-- BEGIN Dataset rows --
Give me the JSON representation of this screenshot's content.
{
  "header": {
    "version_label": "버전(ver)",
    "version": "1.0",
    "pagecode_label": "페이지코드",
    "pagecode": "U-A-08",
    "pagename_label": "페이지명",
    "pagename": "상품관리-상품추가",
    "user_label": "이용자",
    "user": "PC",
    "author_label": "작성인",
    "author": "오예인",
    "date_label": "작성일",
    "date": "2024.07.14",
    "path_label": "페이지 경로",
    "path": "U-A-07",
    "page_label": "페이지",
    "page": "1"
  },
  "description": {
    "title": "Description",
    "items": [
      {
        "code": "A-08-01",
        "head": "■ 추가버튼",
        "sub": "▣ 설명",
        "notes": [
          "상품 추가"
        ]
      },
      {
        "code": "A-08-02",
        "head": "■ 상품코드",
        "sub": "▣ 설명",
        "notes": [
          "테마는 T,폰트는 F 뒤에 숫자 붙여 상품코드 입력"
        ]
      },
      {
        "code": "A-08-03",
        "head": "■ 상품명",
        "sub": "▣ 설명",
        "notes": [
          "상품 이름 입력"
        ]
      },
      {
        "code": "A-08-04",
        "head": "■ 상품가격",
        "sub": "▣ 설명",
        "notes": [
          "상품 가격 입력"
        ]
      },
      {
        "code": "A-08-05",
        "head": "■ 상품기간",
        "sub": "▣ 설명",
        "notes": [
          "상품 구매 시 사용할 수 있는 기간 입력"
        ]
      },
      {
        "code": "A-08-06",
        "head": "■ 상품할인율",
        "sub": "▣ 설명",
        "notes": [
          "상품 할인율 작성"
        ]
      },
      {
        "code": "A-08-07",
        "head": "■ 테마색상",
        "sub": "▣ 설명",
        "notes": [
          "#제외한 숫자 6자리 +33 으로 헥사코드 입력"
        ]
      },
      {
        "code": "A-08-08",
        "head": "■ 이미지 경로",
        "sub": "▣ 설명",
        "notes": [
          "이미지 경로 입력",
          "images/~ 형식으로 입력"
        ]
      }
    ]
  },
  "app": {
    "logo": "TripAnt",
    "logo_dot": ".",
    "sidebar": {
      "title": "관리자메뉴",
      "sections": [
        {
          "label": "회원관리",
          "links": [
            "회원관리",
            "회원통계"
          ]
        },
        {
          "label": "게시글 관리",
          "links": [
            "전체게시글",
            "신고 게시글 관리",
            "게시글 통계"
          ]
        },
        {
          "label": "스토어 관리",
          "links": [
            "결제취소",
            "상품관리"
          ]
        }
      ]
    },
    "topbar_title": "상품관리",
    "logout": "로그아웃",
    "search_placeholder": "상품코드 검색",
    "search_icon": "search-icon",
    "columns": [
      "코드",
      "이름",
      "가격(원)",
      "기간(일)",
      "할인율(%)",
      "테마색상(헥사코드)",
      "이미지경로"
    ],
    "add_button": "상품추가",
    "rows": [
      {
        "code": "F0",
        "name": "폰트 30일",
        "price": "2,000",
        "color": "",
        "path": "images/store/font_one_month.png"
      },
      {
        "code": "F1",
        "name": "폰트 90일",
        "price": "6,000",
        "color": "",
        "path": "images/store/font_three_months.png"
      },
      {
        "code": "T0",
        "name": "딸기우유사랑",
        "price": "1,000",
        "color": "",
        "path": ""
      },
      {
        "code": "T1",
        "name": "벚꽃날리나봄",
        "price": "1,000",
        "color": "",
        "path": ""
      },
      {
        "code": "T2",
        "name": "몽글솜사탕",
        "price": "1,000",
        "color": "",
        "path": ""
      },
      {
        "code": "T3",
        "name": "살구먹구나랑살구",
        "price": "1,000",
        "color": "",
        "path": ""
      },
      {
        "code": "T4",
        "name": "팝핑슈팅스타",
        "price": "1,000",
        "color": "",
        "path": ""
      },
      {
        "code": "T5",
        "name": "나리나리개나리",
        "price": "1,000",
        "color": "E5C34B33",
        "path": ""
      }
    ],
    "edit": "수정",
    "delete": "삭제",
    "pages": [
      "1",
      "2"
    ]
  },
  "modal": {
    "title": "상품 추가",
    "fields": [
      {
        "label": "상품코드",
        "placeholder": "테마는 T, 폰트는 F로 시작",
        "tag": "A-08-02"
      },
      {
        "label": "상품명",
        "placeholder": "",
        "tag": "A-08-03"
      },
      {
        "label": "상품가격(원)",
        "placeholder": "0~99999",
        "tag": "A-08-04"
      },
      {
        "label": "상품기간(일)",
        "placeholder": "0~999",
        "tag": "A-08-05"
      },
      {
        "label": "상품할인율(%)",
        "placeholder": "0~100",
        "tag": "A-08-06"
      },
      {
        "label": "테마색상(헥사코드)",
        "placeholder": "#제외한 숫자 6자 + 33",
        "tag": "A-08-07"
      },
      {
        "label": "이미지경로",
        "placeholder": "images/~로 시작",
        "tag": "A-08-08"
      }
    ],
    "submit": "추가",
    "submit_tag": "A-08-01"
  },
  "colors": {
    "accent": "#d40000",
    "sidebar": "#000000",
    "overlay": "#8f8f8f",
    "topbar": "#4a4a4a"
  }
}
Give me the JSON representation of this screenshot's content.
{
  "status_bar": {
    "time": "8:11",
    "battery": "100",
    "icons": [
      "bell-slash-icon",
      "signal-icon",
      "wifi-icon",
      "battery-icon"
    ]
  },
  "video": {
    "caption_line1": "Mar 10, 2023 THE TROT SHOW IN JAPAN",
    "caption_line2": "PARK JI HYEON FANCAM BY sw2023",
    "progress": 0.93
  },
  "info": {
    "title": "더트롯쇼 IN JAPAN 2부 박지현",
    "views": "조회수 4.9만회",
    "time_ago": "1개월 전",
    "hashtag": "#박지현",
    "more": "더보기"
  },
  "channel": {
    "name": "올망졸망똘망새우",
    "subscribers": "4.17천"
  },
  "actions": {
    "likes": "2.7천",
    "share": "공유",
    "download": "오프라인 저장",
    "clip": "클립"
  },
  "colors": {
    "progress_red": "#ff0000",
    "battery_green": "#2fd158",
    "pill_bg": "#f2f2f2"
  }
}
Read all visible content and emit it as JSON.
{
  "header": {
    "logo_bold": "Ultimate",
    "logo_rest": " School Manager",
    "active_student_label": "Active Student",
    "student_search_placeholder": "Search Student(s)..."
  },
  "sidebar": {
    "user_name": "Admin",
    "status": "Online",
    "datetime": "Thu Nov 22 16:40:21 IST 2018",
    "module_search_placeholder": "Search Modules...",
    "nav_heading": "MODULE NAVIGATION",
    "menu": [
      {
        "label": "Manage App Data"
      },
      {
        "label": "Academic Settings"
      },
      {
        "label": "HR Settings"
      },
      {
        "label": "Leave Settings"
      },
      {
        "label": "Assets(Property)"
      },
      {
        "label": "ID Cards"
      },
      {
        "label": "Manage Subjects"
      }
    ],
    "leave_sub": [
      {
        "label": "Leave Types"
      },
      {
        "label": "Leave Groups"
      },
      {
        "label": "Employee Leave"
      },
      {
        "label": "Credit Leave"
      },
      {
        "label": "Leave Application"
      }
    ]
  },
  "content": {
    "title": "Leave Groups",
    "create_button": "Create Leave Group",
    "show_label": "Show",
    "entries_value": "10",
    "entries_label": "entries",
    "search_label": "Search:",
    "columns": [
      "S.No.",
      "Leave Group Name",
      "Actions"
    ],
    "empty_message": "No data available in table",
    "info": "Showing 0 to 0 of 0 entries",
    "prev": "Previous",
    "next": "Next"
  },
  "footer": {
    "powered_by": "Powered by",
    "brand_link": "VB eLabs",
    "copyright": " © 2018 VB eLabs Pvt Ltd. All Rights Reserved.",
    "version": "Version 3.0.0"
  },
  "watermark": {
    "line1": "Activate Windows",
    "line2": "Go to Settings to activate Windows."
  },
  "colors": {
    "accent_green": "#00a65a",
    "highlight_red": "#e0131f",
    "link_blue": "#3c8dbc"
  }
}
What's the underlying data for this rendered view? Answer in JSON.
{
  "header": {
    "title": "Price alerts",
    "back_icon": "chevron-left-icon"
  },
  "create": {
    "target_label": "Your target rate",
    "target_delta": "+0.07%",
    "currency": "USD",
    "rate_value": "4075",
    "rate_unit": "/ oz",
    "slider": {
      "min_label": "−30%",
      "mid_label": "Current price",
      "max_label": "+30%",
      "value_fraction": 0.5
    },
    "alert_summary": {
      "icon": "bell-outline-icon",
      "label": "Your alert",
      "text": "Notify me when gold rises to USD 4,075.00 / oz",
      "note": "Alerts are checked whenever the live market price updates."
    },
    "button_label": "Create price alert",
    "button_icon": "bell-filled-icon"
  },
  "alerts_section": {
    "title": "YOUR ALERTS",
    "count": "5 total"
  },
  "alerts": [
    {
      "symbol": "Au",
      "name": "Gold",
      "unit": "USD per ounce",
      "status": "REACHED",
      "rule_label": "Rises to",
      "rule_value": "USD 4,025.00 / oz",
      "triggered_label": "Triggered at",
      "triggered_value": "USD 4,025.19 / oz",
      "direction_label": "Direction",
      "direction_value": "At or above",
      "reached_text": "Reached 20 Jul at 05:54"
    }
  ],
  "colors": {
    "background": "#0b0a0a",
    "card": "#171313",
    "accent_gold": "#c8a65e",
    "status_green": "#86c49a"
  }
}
-- END Dataset rows --
[Set problem] Copy out each line in the listing that has the word "Settings".

[Written solution]
        "label": "Academic Settings"
        "label": "HR Settings"
        "label": "Leave Settings"
    "line2": "Go to Settings to activate Windows."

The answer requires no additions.